→ **Dataset entries**:
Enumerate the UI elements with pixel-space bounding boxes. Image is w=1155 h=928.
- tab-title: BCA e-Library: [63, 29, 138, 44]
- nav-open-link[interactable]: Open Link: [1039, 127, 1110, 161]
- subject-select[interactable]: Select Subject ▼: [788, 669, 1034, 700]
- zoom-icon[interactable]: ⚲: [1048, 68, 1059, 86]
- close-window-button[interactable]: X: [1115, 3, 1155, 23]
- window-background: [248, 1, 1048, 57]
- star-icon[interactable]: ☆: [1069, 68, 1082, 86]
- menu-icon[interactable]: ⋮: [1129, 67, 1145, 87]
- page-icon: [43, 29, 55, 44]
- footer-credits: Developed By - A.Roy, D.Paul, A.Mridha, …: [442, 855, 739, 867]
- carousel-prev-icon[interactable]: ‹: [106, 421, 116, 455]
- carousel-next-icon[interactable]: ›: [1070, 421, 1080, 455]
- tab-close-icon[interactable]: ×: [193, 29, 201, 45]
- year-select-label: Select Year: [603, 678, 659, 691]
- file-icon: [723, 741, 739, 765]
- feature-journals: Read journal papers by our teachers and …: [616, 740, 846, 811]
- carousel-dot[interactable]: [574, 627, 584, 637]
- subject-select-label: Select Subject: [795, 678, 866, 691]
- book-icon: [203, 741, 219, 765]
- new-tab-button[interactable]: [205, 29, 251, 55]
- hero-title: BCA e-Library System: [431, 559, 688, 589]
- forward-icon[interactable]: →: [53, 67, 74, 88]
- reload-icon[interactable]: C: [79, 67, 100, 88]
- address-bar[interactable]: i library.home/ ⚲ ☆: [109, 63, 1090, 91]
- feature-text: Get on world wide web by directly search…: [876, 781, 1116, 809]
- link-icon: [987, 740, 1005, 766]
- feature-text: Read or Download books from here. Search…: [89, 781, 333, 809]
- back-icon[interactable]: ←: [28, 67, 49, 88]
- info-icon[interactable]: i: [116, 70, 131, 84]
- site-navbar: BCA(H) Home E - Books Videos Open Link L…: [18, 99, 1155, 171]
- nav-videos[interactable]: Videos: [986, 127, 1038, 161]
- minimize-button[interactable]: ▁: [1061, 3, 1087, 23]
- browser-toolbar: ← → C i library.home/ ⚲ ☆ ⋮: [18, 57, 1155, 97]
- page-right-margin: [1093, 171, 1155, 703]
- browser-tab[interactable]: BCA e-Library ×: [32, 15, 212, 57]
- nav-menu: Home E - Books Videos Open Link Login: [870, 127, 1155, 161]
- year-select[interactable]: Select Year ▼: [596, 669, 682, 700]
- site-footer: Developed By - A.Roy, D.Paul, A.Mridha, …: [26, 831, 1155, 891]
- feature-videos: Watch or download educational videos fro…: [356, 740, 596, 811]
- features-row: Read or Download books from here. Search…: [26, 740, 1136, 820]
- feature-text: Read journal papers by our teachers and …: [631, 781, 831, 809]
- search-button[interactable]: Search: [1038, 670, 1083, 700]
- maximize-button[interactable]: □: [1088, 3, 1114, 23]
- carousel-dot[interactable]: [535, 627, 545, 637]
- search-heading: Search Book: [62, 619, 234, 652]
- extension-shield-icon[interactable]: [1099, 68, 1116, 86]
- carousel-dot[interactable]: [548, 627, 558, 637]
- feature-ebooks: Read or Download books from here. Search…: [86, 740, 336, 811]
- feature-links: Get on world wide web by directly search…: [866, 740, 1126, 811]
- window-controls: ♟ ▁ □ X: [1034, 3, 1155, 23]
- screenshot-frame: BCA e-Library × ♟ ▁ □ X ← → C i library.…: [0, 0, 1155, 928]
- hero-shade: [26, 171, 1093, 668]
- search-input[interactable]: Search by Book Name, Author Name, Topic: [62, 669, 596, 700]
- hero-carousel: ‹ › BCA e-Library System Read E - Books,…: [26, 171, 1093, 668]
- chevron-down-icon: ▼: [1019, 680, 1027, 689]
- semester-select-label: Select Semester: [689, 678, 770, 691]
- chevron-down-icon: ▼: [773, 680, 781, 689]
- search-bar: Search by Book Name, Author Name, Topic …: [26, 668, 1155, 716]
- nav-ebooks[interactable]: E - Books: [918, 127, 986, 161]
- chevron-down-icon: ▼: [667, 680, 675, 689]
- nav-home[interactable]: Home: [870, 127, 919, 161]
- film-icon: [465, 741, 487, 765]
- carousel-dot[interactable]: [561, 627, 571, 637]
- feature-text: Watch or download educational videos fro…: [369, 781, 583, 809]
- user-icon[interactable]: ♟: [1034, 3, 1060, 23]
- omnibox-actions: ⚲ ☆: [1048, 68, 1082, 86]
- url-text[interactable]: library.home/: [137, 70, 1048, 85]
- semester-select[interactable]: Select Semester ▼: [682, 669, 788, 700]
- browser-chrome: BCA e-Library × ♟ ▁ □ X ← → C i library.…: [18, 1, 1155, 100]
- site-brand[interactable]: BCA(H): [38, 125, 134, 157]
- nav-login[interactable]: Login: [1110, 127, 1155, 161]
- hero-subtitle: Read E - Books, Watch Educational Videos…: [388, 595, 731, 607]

→ **What you will do**: Copy the material from its first line through the line containing "- menu-icon[interactable]: ⋮: [1129, 67, 1145, 87]", keeping each line exactly the same.

→ **Reply**:
Enumerate the UI elements with pixel-space bounding boxes. Image is w=1155 h=928.
- tab-title: BCA e-Library: [63, 29, 138, 44]
- nav-open-link[interactable]: Open Link: [1039, 127, 1110, 161]
- subject-select[interactable]: Select Subject ▼: [788, 669, 1034, 700]
- zoom-icon[interactable]: ⚲: [1048, 68, 1059, 86]
- close-window-button[interactable]: X: [1115, 3, 1155, 23]
- window-background: [248, 1, 1048, 57]
- star-icon[interactable]: ☆: [1069, 68, 1082, 86]
- menu-icon[interactable]: ⋮: [1129, 67, 1145, 87]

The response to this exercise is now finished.